#### [What the task requires]
Output the data that follows exactly, line for line.

□ □ □

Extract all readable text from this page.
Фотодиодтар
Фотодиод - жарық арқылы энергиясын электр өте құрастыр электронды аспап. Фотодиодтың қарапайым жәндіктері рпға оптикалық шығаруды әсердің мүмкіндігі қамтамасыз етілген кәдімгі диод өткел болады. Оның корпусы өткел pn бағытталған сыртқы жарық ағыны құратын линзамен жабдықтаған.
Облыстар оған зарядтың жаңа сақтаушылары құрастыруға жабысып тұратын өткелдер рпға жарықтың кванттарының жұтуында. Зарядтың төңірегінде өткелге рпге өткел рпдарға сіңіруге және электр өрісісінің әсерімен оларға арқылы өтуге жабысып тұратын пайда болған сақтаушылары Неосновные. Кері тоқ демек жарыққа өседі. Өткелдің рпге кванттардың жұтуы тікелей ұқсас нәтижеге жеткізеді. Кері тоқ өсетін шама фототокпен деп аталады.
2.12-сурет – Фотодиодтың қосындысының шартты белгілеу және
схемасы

□ □ □

#### [Correct response]
Extract all readable text from this page.
Фотодиодтар
Фотодиод - жарық арқылы энергиясын электр өте құрастыр электронды аспап. Фотодиодтың қарапайым жәндіктері рпға оптикалық шығаруды әсердің мүмкіндігі қамтамасыз етілген кәдімгі диод өткел болады. Оның корпусы өткел pn бағытталған сыртқы жарық ағыны құратын линзамен жабдықтаған.
Облыстар оған зарядтың жаңа сақтаушылары құрастыруға жабысып тұратын өткелдер рпға жарықтың кванттарының жұтуында. Зарядтың төңірегінде өткелге рпге өткел рпдарға сіңіруге және электр өрісісінің әсерімен оларға арқылы өтуге жабысып тұратын пайда болған сақтаушылары Неосновные. Кері тоқ демек жарыққа өседі. Өткелдің рпге кванттардың жұтуы тікелей ұқсас нәтижеге жеткізеді. Кері тоқ өсетін шама фототокпен деп аталады.
2.12-сурет – Фотодиодтың қосындысының шартты белгілеу және
схемасы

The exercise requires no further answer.